INSTRUCTIONS FOR THE TASK = Copy the lines in the records below, starting with the line containing "edit-pencil-icon: [192, 735, 238, 784]" and ending with the line containing "nav-memory-link[interactable]: Memory: [1075, 37, 1151, 65]", inclusive.

** START EXCERPTED RECORDS **

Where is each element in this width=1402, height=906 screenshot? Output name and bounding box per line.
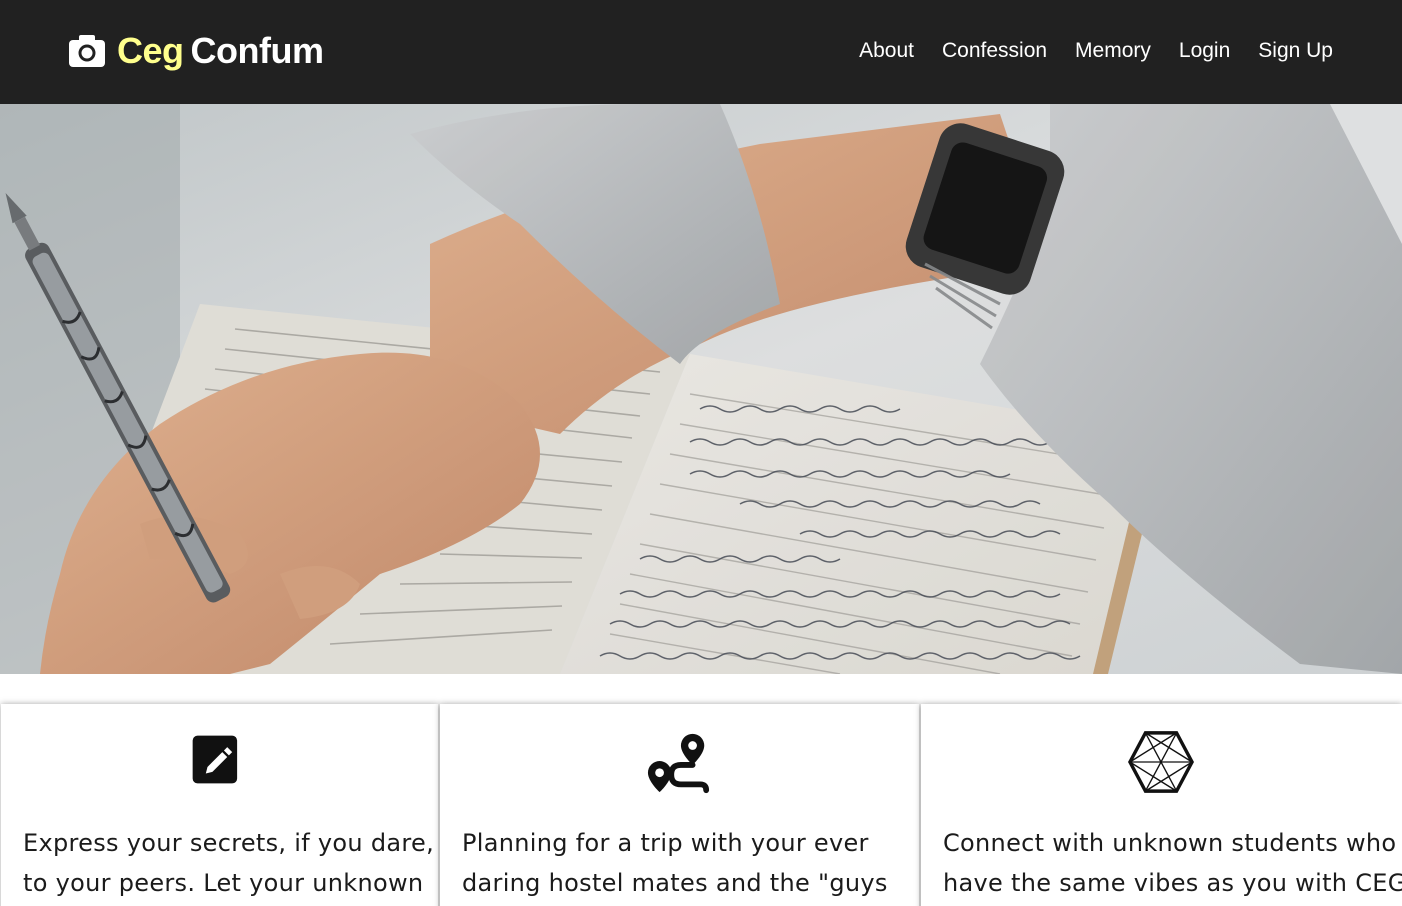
edit-pencil-icon: [192, 735, 238, 784]
feature-card-confession: Express your secrets, if you dare, to yo…: [1, 704, 438, 906]
feature-card-line: daring hostel mates and the "guys: [462, 869, 888, 897]
feature-card-memory: Planning for a trip with your ever darin…: [440, 704, 919, 906]
network-hexagon-icon: [1128, 731, 1194, 793]
feature-card-text: Planning for a trip with your ever darin…: [462, 823, 888, 903]
brand-name-ceg: Ceg: [117, 30, 184, 71]
route-icon: [647, 733, 710, 794]
nav-memory-link[interactable]: Memory: [1075, 37, 1151, 65]
nav-about-link[interactable]: About: [859, 37, 914, 65]
brand-logo-link[interactable]: Ceg Confum: [67, 28, 324, 74]
navbar: Ceg Confum About Confession Memory Login…: [0, 0, 1402, 104]
feature-card-line: Connect with unknown students who: [943, 829, 1397, 857]
feature-card-line: have the same vibes as you with CEG: [943, 869, 1402, 897]
feature-card-text: Connect with unknown students who have t…: [943, 823, 1402, 903]
nav-login-link[interactable]: Login: [1179, 37, 1230, 65]
nav-confession-link[interactable]: Confession: [942, 37, 1047, 65]
feature-card-line: Express your secrets, if you dare,: [23, 829, 435, 857]
feature-card-connect: Connect with unknown students who have t…: [921, 704, 1402, 906]
hero-image: [0, 104, 1402, 674]
feature-card-line: to your peers. Let your unknown: [23, 869, 424, 897]
feature-card-text: Express your secrets, if you dare, to yo…: [23, 823, 434, 903]
camera-icon: [69, 35, 105, 67]
nav-links: About Confession Memory Login Sign Up: [831, 37, 1333, 65]
feature-cards: Express your secrets, if you dare, to yo…: [0, 704, 1402, 906]
feature-card-line: Planning for a trip with your ever: [462, 829, 869, 857]
nav-signup-link[interactable]: Sign Up: [1258, 37, 1333, 65]
hero-illustration: [0, 104, 1402, 674]
brand-name-confum: Confum: [190, 30, 324, 71]
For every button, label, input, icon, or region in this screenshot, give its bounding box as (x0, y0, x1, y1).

** END EXCERPTED RECORDS **

EXPECTED OUTPUT =
edit-pencil-icon: [192, 735, 238, 784]
feature-card-confession: Express your secrets, if you dare, to yo…: [1, 704, 438, 906]
feature-card-line: daring hostel mates and the "guys: [462, 869, 888, 897]
feature-card-memory: Planning for a trip with your ever darin…: [440, 704, 919, 906]
network-hexagon-icon: [1128, 731, 1194, 793]
feature-card-text: Planning for a trip with your ever darin…: [462, 823, 888, 903]
brand-name-ceg: Ceg: [117, 30, 184, 71]
route-icon: [647, 733, 710, 794]
nav-memory-link[interactable]: Memory: [1075, 37, 1151, 65]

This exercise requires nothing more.